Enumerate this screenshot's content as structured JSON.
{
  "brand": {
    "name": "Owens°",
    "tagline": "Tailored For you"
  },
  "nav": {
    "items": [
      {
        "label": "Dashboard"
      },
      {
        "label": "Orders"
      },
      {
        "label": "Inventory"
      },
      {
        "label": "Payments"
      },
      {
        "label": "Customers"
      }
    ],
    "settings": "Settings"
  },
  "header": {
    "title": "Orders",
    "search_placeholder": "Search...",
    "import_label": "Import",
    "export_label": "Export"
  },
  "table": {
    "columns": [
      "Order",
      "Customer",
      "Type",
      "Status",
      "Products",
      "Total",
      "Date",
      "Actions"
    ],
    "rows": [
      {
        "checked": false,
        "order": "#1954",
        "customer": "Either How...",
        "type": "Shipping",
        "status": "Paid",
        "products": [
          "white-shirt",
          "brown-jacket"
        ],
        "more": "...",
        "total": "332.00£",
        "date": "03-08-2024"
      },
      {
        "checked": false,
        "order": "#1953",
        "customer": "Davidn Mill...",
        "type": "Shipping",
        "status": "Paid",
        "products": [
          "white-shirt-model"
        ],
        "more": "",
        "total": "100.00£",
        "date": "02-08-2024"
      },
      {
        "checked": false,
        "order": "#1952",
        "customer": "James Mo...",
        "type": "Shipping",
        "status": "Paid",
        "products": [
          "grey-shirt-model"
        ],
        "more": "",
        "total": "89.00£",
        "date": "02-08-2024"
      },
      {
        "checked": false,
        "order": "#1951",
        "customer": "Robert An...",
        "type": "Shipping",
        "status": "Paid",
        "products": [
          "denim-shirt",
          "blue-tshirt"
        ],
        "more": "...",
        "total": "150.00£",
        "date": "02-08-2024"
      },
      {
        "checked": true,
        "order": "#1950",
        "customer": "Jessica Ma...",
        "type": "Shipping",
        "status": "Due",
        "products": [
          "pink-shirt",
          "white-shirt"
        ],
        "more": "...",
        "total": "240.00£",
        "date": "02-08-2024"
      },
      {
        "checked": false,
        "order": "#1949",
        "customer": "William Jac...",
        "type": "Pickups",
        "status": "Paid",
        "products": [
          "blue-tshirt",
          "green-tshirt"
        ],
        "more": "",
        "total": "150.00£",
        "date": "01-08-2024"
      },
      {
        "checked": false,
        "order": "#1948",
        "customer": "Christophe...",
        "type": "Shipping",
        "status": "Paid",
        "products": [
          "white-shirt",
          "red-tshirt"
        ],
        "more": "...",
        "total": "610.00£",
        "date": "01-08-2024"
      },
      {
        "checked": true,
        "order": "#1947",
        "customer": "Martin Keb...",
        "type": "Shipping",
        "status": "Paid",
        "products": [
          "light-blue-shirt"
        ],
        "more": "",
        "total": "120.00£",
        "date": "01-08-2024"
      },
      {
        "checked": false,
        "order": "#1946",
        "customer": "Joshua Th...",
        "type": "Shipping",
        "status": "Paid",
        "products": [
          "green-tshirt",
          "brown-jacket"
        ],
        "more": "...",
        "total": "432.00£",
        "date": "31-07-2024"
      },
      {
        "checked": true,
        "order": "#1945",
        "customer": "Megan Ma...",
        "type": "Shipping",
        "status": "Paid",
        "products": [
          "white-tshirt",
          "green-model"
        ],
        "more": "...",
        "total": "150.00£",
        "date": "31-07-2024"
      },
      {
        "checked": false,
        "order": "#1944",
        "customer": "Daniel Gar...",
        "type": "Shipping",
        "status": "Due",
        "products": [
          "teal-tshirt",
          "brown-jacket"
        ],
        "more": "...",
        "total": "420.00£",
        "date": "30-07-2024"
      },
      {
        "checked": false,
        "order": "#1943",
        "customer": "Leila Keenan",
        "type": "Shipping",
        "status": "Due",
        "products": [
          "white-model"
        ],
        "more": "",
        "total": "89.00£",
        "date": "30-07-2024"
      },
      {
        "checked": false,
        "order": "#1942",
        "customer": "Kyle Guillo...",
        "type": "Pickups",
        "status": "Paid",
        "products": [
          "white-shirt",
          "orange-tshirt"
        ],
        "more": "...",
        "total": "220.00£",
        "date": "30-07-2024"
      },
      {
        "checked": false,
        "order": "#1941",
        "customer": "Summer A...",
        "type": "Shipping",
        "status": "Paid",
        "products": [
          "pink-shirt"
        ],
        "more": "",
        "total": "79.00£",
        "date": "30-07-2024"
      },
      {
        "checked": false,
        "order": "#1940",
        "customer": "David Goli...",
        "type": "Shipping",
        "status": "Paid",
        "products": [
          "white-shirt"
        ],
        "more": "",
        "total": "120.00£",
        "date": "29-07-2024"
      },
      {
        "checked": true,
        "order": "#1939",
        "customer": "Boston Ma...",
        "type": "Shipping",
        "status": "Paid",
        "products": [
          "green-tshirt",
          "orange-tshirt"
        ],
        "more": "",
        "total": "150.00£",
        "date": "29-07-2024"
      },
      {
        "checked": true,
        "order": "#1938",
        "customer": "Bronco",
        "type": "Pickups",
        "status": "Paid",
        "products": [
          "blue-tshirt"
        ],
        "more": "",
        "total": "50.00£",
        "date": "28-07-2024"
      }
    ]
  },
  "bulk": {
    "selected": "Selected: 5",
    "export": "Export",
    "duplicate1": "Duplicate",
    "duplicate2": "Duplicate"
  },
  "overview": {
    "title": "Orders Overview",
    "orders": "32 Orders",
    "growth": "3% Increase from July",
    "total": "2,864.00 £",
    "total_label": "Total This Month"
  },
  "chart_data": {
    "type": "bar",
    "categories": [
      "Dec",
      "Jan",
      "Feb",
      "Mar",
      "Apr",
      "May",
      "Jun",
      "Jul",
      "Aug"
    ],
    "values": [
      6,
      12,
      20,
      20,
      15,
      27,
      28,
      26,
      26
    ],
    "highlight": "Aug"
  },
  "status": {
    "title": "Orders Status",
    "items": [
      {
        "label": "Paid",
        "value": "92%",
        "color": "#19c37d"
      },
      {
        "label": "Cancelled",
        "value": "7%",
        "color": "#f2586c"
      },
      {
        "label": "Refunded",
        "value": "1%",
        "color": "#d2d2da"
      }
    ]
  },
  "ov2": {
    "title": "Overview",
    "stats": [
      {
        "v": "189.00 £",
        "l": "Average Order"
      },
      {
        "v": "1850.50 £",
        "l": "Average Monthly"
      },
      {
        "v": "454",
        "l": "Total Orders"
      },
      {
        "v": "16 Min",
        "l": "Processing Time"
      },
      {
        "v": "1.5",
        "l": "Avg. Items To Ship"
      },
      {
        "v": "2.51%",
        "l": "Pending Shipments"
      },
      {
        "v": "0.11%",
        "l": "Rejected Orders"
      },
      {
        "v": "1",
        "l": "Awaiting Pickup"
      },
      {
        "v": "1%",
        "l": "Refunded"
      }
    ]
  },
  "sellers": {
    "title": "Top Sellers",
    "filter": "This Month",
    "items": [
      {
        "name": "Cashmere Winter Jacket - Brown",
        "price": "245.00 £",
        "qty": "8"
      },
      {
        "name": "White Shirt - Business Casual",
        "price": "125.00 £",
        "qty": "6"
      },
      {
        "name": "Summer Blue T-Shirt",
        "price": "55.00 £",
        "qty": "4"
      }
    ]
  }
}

####

• [The request] Exactly reproduce every line of the data above.

• [Solution]
Enumerate this screenshot's content as structured JSON.
{
  "brand": {
    "name": "Owens°",
    "tagline": "Tailored For you"
  },
  "nav": {
    "items": [
      {
        "label": "Dashboard"
      },
      {
        "label": "Orders"
      },
      {
        "label": "Inventory"
      },
      {
        "label": "Payments"
      },
      {
        "label": "Customers"
      }
    ],
    "settings": "Settings"
  },
  "header": {
    "title": "Orders",
    "search_placeholder": "Search...",
    "import_label": "Import",
    "export_label": "Export"
  },
  "table": {
    "columns": [
      "Order",
      "Customer",
      "Type",
      "Status",
      "Products",
      "Total",
      "Date",
      "Actions"
    ],
    "rows": [
      {
        "checked": false,
        "order": "#1954",
        "customer": "Either How...",
        "type": "Shipping",
        "status": "Paid",
        "products": [
          "white-shirt",
          "brown-jacket"
        ],
        "more": "...",
        "total": "332.00£",
        "date": "03-08-2024"
      },
      {
        "checked": false,
        "order": "#1953",
        "customer": "Davidn Mill...",
        "type": "Shipping",
        "status": "Paid",
        "products": [
          "white-shirt-model"
        ],
        "more": "",
        "total": "100.00£",
        "date": "02-08-2024"
      },
      {
        "checked": false,
        "order": "#1952",
        "customer": "James Mo...",
        "type": "Shipping",
        "status": "Paid",
        "products": [
          "grey-shirt-model"
        ],
        "more": "",
        "total": "89.00£",
        "date": "02-08-2024"
      },
      {
        "checked": false,
        "order": "#1951",
        "customer": "Robert An...",
        "type": "Shipping",
        "status": "Paid",
        "products": [
          "denim-shirt",
          "blue-tshirt"
        ],
        "more": "...",
        "total": "150.00£",
        "date": "02-08-2024"
      },
      {
        "checked": true,
        "order": "#1950",
        "customer": "Jessica Ma...",
        "type": "Shipping",
        "status": "Due",
        "products": [
          "pink-shirt",
          "white-shirt"
        ],
        "more": "...",
        "total": "240.00£",
        "date": "02-08-2024"
      },
      {
        "checked": false,
        "order": "#1949",
        "customer": "William Jac...",
        "type": "Pickups",
        "status": "Paid",
        "products": [
          "blue-tshirt",
          "green-tshirt"
        ],
        "more": "",
        "total": "150.00£",
        "date": "01-08-2024"
      },
      {
        "checked": false,
        "order": "#1948",
        "customer": "Christophe...",
        "type": "Shipping",
        "status": "Paid",
        "products": [
          "white-shirt",
          "red-tshirt"
        ],
        "more": "...",
        "total": "610.00£",
        "date": "01-08-2024"
      },
      {
        "checked": true,
        "order": "#1947",
        "customer": "Martin Keb...",
        "type": "Shipping",
        "status": "Paid",
        "products": [
          "light-blue-shirt"
        ],
        "more": "",
        "total": "120.00£",
        "date": "01-08-2024"
      },
      {
        "checked": false,
        "order": "#1946",
        "customer": "Joshua Th...",
        "type": "Shipping",
        "status": "Paid",
        "products": [
          "green-tshirt",
          "brown-jacket"
        ],
        "more": "...",
        "total": "432.00£",
        "date": "31-07-2024"
      },
      {
        "checked": true,
        "order": "#1945",
        "customer": "Megan Ma...",
        "type": "Shipping",
        "status": "Paid",
        "products": [
          "white-tshirt",
          "green-model"
        ],
        "more": "...",
        "total": "150.00£",
        "date": "31-07-2024"
      },
      {
        "checked": false,
        "order": "#1944",
        "customer": "Daniel Gar...",
        "type": "Shipping",
        "status": "Due",
        "products": [
          "teal-tshirt",
          "brown-jacket"
        ],
        "more": "...",
        "total": "420.00£",
        "date": "30-07-2024"
      },
      {
        "checked": false,
        "order": "#1943",
        "customer": "Leila Keenan",
        "type": "Shipping",
        "status": "Due",
        "products": [
          "white-model"
        ],
        "more": "",
        "total": "89.00£",
        "date": "30-07-2024"
      },
      {
        "checked": false,
        "order": "#1942",
        "customer": "Kyle Guillo...",
        "type": "Pickups",
        "status": "Paid",
        "products": [
          "white-shirt",
          "orange-tshirt"
        ],
        "more": "...",
        "total": "220.00£",
        "date": "30-07-2024"
      },
      {
        "checked": false,
        "order": "#1941",
        "customer": "Summer A...",
        "type": "Shipping",
        "status": "Paid",
        "products": [
          "pink-shirt"
        ],
        "more": "",
        "total": "79.00£",
        "date": "30-07-2024"
      },
      {
        "checked": false,
        "order": "#1940",
        "customer": "David Goli...",
        "type": "Shipping",
        "status": "Paid",
        "products": [
          "white-shirt"
        ],
        "more": "",
        "total": "120.00£",
        "date": "29-07-2024"
      },
      {
        "checked": true,
        "order": "#1939",
        "customer": "Boston Ma...",
        "type": "Shipping",
        "status": "Paid",
        "products": [
          "green-tshirt",
          "orange-tshirt"
        ],
        "more": "",
        "total": "150.00£",
        "date": "29-07-2024"
      },
      {
        "checked": true,
        "order": "#1938",
        "customer": "Bronco",
        "type": "Pickups",
        "status": "Paid",
        "products": [
          "blue-tshirt"
        ],
        "more": "",
        "total": "50.00£",
        "date": "28-07-2024"
      }
    ]
  },
  "bulk": {
    "selected": "Selected: 5",
    "export": "Export",
    "duplicate1": "Duplicate",
    "duplicate2": "Duplicate"
  },
  "overview": {
    "title": "Orders Overview",
    "orders": "32 Orders",
    "growth": "3% Increase from July",
    "total": "2,864.00 £",
    "total_label": "Total This Month"
  },
  "chart_data": {
    "type": "bar",
    "categories": [
      "Dec",
      "Jan",
      "Feb",
      "Mar",
      "Apr",
      "May",
      "Jun",
      "Jul",
      "Aug"
    ],
    "values": [
      6,
      12,
      20,
      20,
      15,
      27,
      28,
      26,
      26
    ],
    "highlight": "Aug"
  },
  "status": {
    "title": "Orders Status",
    "items": [
      {
        "label": "Paid",
        "value": "92%",
        "color": "#19c37d"
      },
      {
        "label": "Cancelled",
        "value": "7%",
        "color": "#f2586c"
      },
      {
        "label": "Refunded",
        "value": "1%",
        "color": "#d2d2da"
      }
    ]
  },
  "ov2": {
    "title": "Overview",
    "stats": [
      {
        "v": "189.00 £",
        "l": "Average Order"
      },
      {
        "v": "1850.50 £",
        "l": "Average Monthly"
      },
      {
        "v": "454",
        "l": "Total Orders"
      },
      {
        "v": "16 Min",
        "l": "Processing Time"
      },
      {
        "v": "1.5",
        "l": "Avg. Items To Ship"
      },
      {
        "v": "2.51%",
        "l": "Pending Shipments"
      },
      {
        "v": "0.11%",
        "l": "Rejected Orders"
      },
      {
        "v": "1",
        "l": "Awaiting Pickup"
      },
      {
        "v": "1%",
        "l": "Refunded"
      }
    ]
  },
  "sellers": {
    "title": "Top Sellers",
    "filter": "This Month",
    "items": [
      {
        "name": "Cashmere Winter Jacket - Brown",
        "price": "245.00 £",
        "qty": "8"
      },
      {
        "name": "White Shirt - Business Casual",
        "price": "125.00 £",
        "qty": "6"
      },
      {
        "name": "Summer Blue T-Shirt",
        "price": "55.00 £",
        "qty": "4"
      }
    ]
  }
}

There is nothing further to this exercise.